Dataset entries:

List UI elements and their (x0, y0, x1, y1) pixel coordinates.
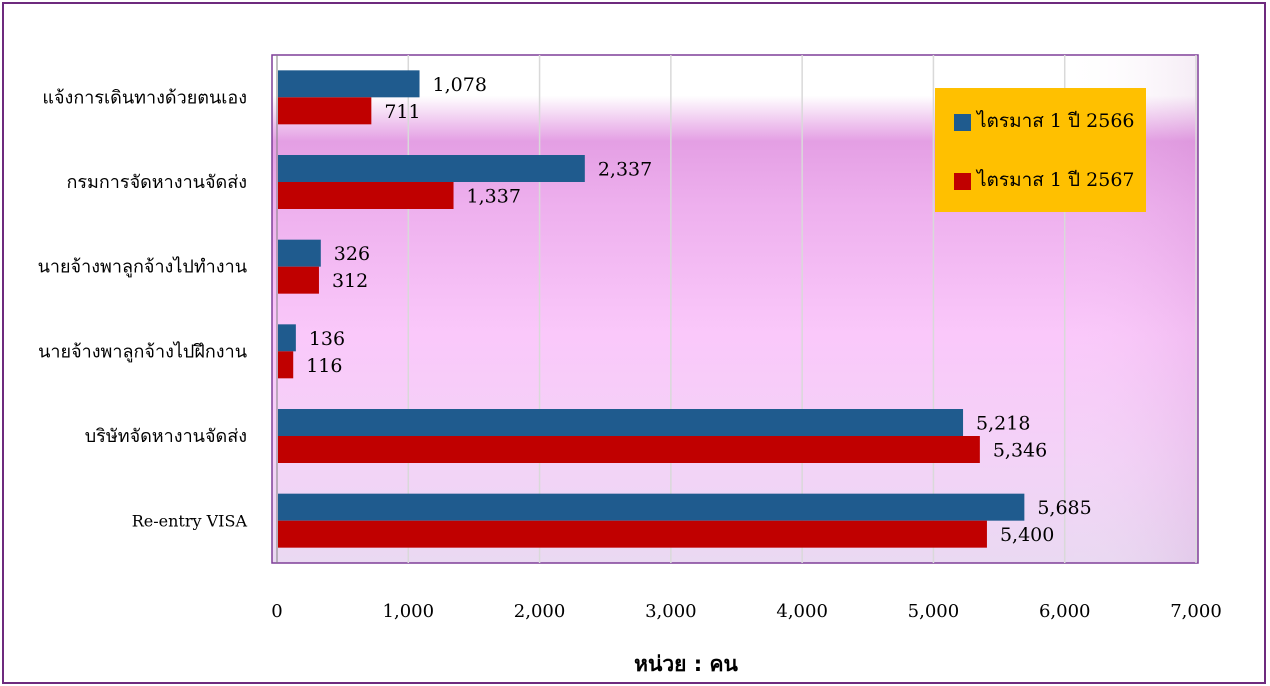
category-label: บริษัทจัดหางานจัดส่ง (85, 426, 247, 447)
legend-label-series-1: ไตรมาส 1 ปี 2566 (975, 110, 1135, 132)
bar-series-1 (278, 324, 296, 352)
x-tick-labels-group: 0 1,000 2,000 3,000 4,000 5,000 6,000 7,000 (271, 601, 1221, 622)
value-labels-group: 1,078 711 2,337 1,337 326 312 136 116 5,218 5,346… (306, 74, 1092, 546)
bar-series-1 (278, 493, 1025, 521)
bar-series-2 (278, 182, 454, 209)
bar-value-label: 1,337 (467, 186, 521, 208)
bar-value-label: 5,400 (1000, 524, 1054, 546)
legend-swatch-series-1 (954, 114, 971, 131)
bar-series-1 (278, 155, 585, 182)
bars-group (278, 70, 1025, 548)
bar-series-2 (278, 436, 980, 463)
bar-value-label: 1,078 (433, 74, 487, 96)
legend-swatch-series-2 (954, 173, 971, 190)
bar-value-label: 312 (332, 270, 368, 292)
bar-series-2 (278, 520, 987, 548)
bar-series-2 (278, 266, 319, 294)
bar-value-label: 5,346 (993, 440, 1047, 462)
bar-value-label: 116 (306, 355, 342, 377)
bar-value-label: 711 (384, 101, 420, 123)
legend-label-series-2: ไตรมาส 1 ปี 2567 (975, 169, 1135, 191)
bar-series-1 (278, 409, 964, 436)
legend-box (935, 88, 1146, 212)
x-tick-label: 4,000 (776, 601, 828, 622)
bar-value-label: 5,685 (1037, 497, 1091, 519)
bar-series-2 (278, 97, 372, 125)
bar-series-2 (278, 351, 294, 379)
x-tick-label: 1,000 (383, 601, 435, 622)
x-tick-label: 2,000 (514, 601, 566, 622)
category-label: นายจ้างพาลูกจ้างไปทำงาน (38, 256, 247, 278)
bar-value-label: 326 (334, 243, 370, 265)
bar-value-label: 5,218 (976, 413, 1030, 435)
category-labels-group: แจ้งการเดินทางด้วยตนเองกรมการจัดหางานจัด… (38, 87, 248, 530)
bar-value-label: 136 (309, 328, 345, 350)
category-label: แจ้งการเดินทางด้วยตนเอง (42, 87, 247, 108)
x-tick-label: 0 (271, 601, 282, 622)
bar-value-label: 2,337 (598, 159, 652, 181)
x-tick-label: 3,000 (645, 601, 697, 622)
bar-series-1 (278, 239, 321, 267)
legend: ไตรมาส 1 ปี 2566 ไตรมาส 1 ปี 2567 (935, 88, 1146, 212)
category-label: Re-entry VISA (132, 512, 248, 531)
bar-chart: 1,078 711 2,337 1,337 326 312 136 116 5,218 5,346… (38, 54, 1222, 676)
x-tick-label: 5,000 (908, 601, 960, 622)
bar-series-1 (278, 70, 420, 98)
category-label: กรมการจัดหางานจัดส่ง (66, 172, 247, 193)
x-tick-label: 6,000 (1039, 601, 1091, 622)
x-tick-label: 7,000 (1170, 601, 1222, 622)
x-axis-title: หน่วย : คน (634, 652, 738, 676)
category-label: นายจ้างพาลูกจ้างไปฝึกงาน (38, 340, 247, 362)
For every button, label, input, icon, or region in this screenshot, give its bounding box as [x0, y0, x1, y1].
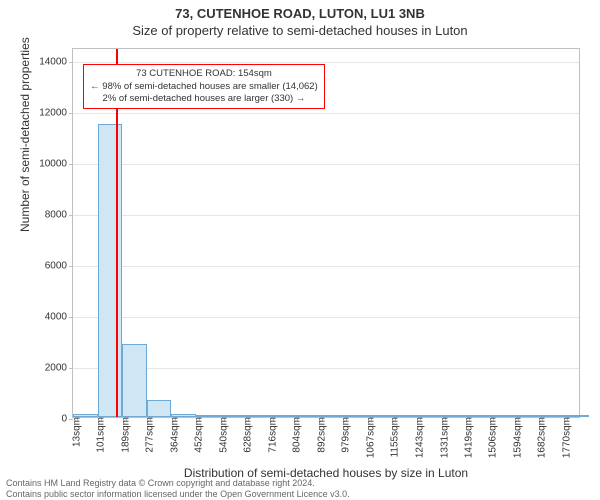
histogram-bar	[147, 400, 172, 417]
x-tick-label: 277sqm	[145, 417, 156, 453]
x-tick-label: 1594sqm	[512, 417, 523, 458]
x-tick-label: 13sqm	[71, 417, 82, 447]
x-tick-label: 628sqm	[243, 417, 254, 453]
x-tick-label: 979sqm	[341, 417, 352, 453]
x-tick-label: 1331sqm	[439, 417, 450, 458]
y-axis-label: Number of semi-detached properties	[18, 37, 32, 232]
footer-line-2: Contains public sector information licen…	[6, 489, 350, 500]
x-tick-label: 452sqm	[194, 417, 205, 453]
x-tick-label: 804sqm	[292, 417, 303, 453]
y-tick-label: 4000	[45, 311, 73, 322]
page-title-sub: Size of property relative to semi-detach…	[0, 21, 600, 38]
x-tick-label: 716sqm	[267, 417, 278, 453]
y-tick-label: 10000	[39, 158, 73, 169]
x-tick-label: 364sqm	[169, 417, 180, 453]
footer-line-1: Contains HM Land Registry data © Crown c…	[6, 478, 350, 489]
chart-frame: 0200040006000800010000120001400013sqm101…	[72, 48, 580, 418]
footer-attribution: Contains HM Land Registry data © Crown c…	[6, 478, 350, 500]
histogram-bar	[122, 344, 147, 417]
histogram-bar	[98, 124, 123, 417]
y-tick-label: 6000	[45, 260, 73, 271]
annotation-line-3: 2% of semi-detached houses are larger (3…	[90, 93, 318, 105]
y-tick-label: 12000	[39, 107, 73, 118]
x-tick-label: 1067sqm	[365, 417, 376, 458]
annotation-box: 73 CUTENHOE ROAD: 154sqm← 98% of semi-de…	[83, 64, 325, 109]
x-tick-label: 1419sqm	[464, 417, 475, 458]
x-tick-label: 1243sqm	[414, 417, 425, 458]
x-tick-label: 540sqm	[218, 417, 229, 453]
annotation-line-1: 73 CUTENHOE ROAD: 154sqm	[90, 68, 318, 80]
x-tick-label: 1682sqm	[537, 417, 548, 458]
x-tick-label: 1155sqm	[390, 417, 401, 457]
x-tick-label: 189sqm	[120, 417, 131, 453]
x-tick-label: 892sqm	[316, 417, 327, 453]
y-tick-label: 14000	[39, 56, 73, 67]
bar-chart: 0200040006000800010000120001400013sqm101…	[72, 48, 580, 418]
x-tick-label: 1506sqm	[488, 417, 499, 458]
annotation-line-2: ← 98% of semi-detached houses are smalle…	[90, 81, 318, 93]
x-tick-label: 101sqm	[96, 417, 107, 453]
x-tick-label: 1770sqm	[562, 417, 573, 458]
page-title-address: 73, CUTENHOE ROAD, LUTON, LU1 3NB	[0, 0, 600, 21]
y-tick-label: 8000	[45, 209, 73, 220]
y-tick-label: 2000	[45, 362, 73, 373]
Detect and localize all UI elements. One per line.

EXERCISE BRIEF> Copy every line of the listing above word for word, omitting the pictures.

FINAL RESULT>
List UI elements and their (x0, y0, x1, y1) pixel coordinates.
category-label: บริษัทจัดหางานจัดส่ง (85, 426, 247, 447)
legend-label-series-1: ไตรมาส 1 ปี 2566 (975, 110, 1135, 132)
bar-series-1 (278, 324, 296, 352)
x-tick-labels-group: 0 1,000 2,000 3,000 4,000 5,000 6,000 7,000 (271, 601, 1221, 622)
value-labels-group: 1,078 711 2,337 1,337 326 312 136 116 5,218 5,346… (306, 74, 1092, 546)
bar-series-1 (278, 493, 1025, 521)
bar-series-2 (278, 182, 454, 209)
bar-value-label: 1,337 (467, 186, 521, 208)
bar-value-label: 5,400 (1000, 524, 1054, 546)
legend-swatch-series-1 (954, 114, 971, 131)
bar-series-1 (278, 155, 585, 182)
bars-group (278, 70, 1025, 548)
bar-series-2 (278, 436, 980, 463)
bar-value-label: 1,078 (433, 74, 487, 96)
legend-swatch-series-2 (954, 173, 971, 190)
bar-value-label: 312 (332, 270, 368, 292)
bar-series-2 (278, 520, 987, 548)
bar-series-2 (278, 266, 319, 294)
bar-value-label: 5,346 (993, 440, 1047, 462)
bar-value-label: 116 (306, 355, 342, 377)
bar-value-label: 711 (384, 101, 420, 123)
legend-label-series-2: ไตรมาส 1 ปี 2567 (975, 169, 1135, 191)
bar-series-1 (278, 409, 964, 436)
legend-box (935, 88, 1146, 212)
x-tick-label: 4,000 (776, 601, 828, 622)
bar-value-label: 5,685 (1037, 497, 1091, 519)
bar-series-2 (278, 97, 372, 125)
bar-series-2 (278, 351, 294, 379)
x-tick-label: 1,000 (383, 601, 435, 622)
x-tick-label: 2,000 (514, 601, 566, 622)
category-label: นายจ้างพาลูกจ้างไปทำงาน (38, 256, 247, 278)
bar-value-label: 326 (334, 243, 370, 265)
bar-value-label: 5,218 (976, 413, 1030, 435)
category-labels-group: แจ้งการเดินทางด้วยตนเองกรมการจัดหางานจัด… (38, 87, 248, 530)
bar-value-label: 136 (309, 328, 345, 350)
category-label: แจ้งการเดินทางด้วยตนเอง (42, 87, 247, 108)
x-tick-label: 0 (271, 601, 282, 622)
bar-value-label: 2,337 (598, 159, 652, 181)
x-tick-label: 3,000 (645, 601, 697, 622)
bar-series-1 (278, 239, 321, 267)
legend: ไตรมาส 1 ปี 2566 ไตรมาส 1 ปี 2567 (935, 88, 1146, 212)
category-label: Re-entry VISA (132, 512, 248, 531)
bar-chart: 1,078 711 2,337 1,337 326 312 136 116 5,218 5,346… (38, 54, 1222, 676)
x-tick-label: 5,000 (908, 601, 960, 622)
bar-series-1 (278, 70, 420, 98)
category-label: กรมการจัดหางานจัดส่ง (66, 172, 247, 193)
x-tick-label: 6,000 (1039, 601, 1091, 622)
x-tick-label: 7,000 (1170, 601, 1222, 622)
x-axis-title: หน่วย : คน (634, 652, 738, 676)
category-label: นายจ้างพาลูกจ้างไปฝึกงาน (38, 340, 247, 362)
For every button, label, input, icon, or region in this screenshot, give its bounding box as [x0, y0, x1, y1].
histogram-bar	[147, 400, 172, 417]
x-tick-label: 277sqm	[145, 417, 156, 453]
x-tick-label: 1594sqm	[512, 417, 523, 458]
x-tick-label: 13sqm	[71, 417, 82, 447]
x-tick-label: 628sqm	[243, 417, 254, 453]
x-tick-label: 979sqm	[341, 417, 352, 453]
x-tick-label: 1331sqm	[439, 417, 450, 458]
y-axis-label: Number of semi-detached properties	[18, 37, 32, 232]
footer-line-2: Contains public sector information licen…	[6, 489, 350, 500]
x-tick-label: 452sqm	[194, 417, 205, 453]
x-tick-label: 804sqm	[292, 417, 303, 453]
y-tick-label: 4000	[45, 311, 73, 322]
page-title-sub: Size of property relative to semi-detach…	[0, 21, 600, 38]
x-tick-label: 716sqm	[267, 417, 278, 453]
y-tick-label: 10000	[39, 158, 73, 169]
x-tick-label: 364sqm	[169, 417, 180, 453]
footer-line-1: Contains HM Land Registry data © Crown c…	[6, 478, 350, 489]
chart-frame: 0200040006000800010000120001400013sqm101…	[72, 48, 580, 418]
footer-attribution: Contains HM Land Registry data © Crown c…	[6, 478, 350, 500]
histogram-bar	[122, 344, 147, 417]
histogram-bar	[98, 124, 123, 417]
y-tick-label: 6000	[45, 260, 73, 271]
annotation-line-3: 2% of semi-detached houses are larger (3…	[90, 93, 318, 105]
y-tick-label: 12000	[39, 107, 73, 118]
x-tick-label: 1067sqm	[365, 417, 376, 458]
annotation-box: 73 CUTENHOE ROAD: 154sqm← 98% of semi-de…	[83, 64, 325, 109]
x-tick-label: 1419sqm	[464, 417, 475, 458]
x-tick-label: 1243sqm	[414, 417, 425, 458]
x-tick-label: 540sqm	[218, 417, 229, 453]
annotation-line-1: 73 CUTENHOE ROAD: 154sqm	[90, 68, 318, 80]
x-tick-label: 1682sqm	[537, 417, 548, 458]
x-tick-label: 1155sqm	[390, 417, 401, 457]
x-tick-label: 189sqm	[120, 417, 131, 453]
x-tick-label: 892sqm	[316, 417, 327, 453]
y-tick-label: 14000	[39, 56, 73, 67]
bar-chart: 0200040006000800010000120001400013sqm101…	[72, 48, 580, 418]
x-tick-label: 1506sqm	[488, 417, 499, 458]
annotation-line-2: ← 98% of semi-detached houses are smalle…	[90, 81, 318, 93]
x-tick-label: 101sqm	[96, 417, 107, 453]
x-tick-label: 1770sqm	[562, 417, 573, 458]
page-title-address: 73, CUTENHOE ROAD, LUTON, LU1 3NB	[0, 0, 600, 21]
y-tick-label: 8000	[45, 209, 73, 220]
y-tick-label: 2000	[45, 362, 73, 373]
Detect and localize all UI elements. One per line.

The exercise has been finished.